_SELECTION_

+ + + +

THE CATCHER IN THE RYE by JD Salinger

This famous American novel of adolescent angst follows the story of a young man named Holden Caufield.

Holden is on the verge of being expelled from his expensive boarding school when, on impulse, after a fist fight, he decides to leave the school a couple of days early. The novel follows that couple of days, during which Holden wanders around New York and struggles with his many and various issues.

Holden is a seriously unhappy young man, but the book is often very funny. Here he is describing one of his old teachers:

He started going into this nodding routine. You never saw anybody nod as much in your life as old Spencer did. You never knew if he was nodding a lot because he was thinking and all, or just because he was a nice old guy that didn’t know his ass from his elbow.

Or here’s school boy talk:

He was always telling us about a lot of creepy guys that go around having affairs with sheep, and guys that go around with girl’s pant sewed into the lining of their hats and all. And flits and Lesibans.

Or here’s a movie review:

All I can say is, don’t see it if you don’t want to puke all over yourself.

A model of the sort of journalistic excellence to which this blog aspires.

What is so difficult about Holden’s situation, and perhaps what has made it so pertinent to generations of young people in particular, is that Holden can’t say why he is so unhappy. His is an amorphous, nebulous alienation.

+ + + +

_SUPPLIED DATA_
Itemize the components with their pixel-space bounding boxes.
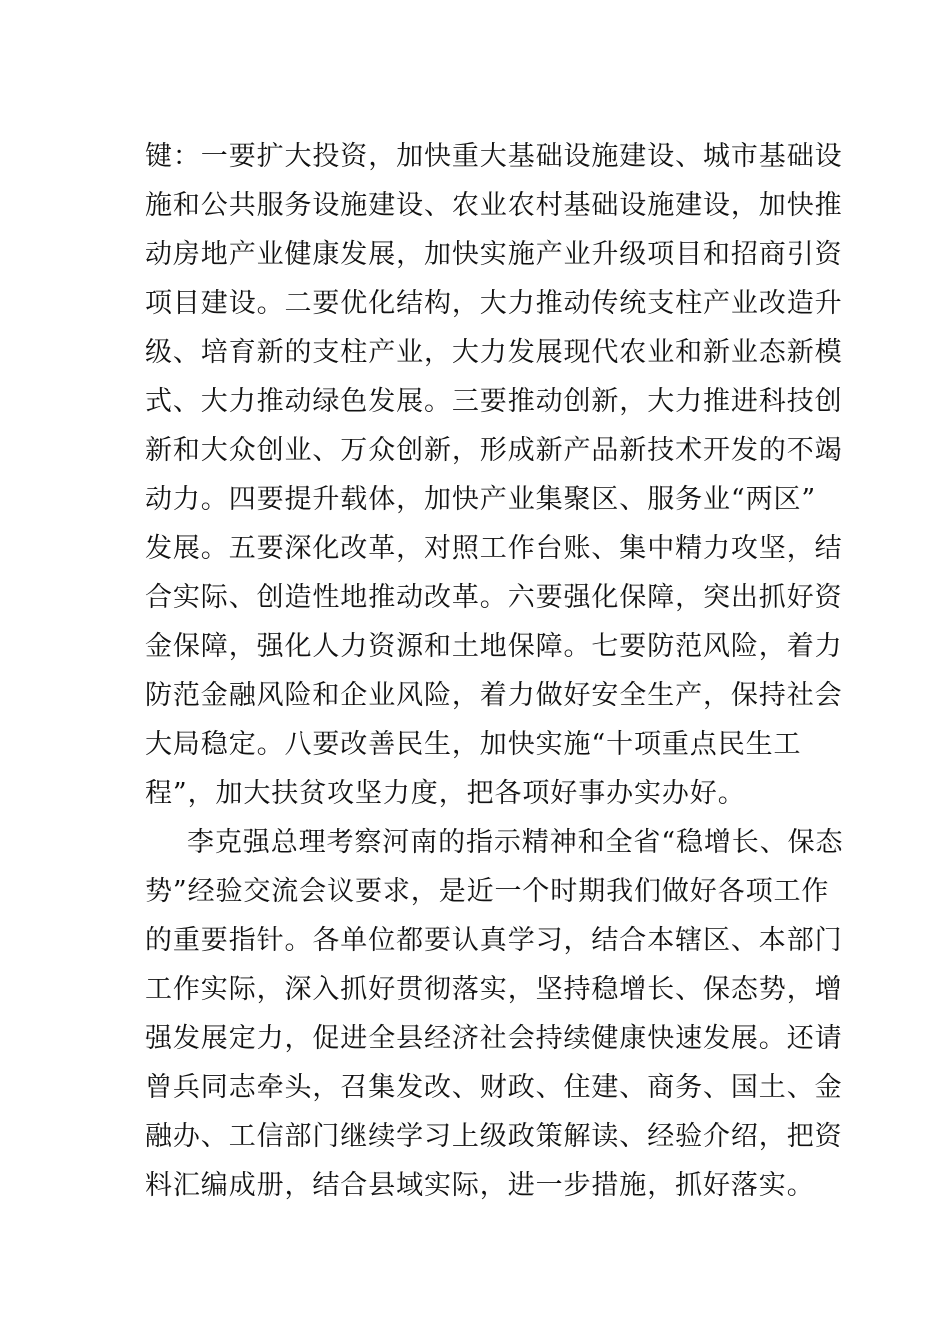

+ + + +

_REQUIRED TASKS_
A: In the Catcher in the Rye review, where does Holden wander during the couple of days the novel covers?
B: Please echo the passage of the Catcher in the Rye review that begins at the words "Holden is a" and stops after "flits and Lesibans.".
Rely on the Catcher in the Rye review alone, not on the lines.

_WORKED SOLUTIONS_
A: New York.

B:
Holden is a seriously unhappy young man, but the book is often very funny. Here he is describing one of his old teachers:

He started going into this nodding routine. You never saw anybody nod as much in your life as old Spencer did. You never knew if he was nodding a lot because he was thinking and all, or just because he was a nice old guy that didn’t know his ass from his elbow.

Or here’s school boy talk:

He was always telling us about a lot of creepy guys that go around having affairs with sheep, and guys that go around with girl’s pant sewed into the lining of their hats and all. And flits and Lesibans.